> **TASK BRIEF**: Return all lines where the word "bilan" can be found.

> **RECORDS SUPPLIED**:
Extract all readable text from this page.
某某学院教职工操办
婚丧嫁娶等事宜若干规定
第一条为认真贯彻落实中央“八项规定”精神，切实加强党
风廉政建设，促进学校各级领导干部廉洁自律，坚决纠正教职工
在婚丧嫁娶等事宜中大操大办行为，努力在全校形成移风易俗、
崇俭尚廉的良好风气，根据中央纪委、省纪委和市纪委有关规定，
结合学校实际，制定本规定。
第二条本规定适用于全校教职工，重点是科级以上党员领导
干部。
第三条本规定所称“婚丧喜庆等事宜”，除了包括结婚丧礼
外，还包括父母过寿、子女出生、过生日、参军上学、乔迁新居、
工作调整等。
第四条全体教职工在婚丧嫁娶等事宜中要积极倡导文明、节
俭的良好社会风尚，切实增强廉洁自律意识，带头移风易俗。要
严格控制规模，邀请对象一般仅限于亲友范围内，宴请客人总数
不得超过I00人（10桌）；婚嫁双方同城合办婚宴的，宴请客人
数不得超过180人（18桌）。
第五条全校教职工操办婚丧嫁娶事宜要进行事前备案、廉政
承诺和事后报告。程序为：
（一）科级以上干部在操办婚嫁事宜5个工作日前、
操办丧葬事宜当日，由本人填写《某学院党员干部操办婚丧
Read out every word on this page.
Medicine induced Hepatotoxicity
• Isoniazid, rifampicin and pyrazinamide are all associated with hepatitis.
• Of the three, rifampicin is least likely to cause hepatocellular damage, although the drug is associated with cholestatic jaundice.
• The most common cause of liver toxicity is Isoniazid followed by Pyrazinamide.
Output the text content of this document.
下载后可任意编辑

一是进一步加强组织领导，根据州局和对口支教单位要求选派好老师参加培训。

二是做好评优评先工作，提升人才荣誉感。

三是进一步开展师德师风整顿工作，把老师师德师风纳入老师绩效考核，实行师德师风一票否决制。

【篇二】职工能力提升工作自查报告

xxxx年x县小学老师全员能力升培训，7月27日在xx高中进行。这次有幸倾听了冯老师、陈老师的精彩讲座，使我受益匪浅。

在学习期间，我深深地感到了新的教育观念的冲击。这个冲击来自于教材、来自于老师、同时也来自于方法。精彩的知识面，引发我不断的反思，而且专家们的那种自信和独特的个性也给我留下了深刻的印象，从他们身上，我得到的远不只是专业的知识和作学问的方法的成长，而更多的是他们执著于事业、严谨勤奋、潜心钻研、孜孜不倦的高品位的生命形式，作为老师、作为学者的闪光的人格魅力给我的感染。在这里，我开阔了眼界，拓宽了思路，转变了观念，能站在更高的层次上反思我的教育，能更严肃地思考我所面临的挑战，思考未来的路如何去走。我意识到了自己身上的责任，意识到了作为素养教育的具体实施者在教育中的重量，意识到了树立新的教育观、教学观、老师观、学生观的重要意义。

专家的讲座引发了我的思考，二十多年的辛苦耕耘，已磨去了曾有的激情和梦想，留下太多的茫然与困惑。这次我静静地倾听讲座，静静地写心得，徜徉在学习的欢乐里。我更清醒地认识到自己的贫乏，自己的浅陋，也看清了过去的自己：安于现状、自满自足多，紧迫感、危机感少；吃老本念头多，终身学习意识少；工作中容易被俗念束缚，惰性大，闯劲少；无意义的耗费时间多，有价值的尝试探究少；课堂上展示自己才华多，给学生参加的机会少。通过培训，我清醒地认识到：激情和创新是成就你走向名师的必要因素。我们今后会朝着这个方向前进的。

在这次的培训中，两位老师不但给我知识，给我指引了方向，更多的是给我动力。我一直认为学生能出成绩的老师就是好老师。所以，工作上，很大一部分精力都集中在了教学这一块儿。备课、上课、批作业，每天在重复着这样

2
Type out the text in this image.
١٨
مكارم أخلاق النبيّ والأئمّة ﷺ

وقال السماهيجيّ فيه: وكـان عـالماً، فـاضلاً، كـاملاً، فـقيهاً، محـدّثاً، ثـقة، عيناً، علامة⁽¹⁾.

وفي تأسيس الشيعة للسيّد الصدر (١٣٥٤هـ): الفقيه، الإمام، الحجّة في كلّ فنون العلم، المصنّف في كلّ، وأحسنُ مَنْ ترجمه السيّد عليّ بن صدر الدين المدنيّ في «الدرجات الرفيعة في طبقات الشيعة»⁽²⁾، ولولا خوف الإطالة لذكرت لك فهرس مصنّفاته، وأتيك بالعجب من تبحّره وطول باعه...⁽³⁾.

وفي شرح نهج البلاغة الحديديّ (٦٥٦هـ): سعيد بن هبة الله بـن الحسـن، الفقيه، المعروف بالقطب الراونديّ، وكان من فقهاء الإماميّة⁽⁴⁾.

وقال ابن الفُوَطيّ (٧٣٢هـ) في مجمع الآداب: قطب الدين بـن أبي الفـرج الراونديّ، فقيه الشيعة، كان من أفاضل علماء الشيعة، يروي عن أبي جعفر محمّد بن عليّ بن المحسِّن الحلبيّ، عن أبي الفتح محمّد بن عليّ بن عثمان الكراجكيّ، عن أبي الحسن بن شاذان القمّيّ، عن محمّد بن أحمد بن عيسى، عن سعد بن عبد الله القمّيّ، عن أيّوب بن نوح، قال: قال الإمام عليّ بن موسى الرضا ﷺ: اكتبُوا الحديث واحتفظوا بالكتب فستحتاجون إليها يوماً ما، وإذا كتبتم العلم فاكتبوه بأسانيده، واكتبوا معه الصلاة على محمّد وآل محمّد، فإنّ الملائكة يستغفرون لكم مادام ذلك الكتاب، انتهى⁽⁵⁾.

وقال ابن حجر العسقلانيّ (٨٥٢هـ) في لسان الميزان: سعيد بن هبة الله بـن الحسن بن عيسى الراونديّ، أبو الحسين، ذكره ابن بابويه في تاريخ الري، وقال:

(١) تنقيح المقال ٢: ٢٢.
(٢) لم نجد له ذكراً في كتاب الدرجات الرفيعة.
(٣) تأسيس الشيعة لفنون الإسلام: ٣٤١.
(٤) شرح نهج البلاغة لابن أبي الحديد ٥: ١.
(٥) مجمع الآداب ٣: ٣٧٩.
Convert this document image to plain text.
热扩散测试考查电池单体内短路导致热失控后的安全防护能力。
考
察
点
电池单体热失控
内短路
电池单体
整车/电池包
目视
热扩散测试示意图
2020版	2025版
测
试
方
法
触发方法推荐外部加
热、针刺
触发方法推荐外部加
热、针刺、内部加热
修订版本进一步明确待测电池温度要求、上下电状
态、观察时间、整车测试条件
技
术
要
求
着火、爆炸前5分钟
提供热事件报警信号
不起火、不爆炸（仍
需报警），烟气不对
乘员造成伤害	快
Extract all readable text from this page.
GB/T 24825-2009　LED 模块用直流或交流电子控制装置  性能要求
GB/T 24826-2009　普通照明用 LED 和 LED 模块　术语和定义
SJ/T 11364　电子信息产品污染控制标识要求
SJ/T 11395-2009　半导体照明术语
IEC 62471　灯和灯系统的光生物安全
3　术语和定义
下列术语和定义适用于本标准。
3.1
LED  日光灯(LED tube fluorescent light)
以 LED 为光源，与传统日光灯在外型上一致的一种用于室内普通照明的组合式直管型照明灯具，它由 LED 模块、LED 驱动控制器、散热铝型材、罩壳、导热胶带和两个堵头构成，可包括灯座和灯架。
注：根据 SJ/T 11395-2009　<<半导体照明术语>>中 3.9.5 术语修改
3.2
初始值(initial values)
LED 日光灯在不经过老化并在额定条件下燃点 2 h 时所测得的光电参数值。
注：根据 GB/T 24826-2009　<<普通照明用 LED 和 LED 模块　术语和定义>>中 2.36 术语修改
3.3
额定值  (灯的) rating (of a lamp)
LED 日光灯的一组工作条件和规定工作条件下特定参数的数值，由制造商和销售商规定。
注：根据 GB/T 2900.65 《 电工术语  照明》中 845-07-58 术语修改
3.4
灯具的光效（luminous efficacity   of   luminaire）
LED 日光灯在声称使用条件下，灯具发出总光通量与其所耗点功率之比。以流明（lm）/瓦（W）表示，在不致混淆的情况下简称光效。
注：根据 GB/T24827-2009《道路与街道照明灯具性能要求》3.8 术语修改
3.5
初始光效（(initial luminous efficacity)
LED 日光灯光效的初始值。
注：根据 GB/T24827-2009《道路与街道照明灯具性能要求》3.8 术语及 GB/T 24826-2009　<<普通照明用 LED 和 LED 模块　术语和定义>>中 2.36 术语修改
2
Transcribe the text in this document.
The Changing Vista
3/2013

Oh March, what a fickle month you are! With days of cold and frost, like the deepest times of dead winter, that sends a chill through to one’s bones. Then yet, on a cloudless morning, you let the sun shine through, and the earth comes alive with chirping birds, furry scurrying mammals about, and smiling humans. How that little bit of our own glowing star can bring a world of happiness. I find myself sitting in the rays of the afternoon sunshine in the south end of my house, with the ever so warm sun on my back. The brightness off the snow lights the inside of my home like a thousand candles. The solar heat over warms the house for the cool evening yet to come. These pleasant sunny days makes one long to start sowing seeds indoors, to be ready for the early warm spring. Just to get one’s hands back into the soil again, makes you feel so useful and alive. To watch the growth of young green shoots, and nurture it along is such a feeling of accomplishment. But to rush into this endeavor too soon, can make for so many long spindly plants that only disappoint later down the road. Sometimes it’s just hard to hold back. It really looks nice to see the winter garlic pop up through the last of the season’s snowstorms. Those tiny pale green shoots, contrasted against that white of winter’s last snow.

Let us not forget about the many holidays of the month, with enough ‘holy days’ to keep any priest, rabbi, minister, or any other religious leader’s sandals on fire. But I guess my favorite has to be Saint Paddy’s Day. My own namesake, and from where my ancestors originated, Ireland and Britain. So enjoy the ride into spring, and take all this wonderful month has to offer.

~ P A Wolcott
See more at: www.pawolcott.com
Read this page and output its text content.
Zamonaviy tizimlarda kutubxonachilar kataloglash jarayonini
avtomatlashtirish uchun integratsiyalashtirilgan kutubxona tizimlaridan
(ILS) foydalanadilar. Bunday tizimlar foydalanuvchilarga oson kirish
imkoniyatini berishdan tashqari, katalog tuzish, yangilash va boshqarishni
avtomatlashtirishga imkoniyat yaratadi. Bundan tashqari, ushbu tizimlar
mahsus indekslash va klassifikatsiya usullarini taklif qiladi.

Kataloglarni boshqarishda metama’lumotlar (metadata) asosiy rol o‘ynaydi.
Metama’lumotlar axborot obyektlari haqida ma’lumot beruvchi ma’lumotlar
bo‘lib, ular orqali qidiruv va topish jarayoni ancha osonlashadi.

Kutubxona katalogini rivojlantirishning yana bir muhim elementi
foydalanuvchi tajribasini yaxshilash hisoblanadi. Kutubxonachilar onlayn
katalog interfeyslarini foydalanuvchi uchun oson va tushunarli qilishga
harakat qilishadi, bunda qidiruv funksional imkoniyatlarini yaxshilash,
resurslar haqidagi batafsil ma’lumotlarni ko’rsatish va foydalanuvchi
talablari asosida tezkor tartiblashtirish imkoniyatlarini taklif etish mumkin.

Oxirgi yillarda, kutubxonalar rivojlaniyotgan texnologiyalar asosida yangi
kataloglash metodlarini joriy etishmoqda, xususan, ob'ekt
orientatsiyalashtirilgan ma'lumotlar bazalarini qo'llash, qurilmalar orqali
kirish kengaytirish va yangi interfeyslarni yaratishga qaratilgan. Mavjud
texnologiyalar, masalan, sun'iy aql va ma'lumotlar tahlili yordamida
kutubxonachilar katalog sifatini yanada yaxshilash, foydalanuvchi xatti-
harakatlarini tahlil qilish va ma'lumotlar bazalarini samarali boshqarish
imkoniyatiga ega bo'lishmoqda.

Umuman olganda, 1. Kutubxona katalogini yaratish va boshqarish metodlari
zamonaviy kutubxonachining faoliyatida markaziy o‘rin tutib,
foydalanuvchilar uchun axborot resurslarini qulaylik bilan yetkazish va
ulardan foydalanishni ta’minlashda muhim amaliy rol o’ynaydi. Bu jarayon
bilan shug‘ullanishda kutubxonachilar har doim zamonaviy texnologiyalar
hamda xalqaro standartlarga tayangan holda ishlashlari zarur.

> **CORRECT ANSWER**:
foydalanuvchilar uchun axborot resurslarini qulaylik bilan yetkazish va
bilan shug‘ullanishda kutubxonachilar har doim zamonaviy texnologiyalar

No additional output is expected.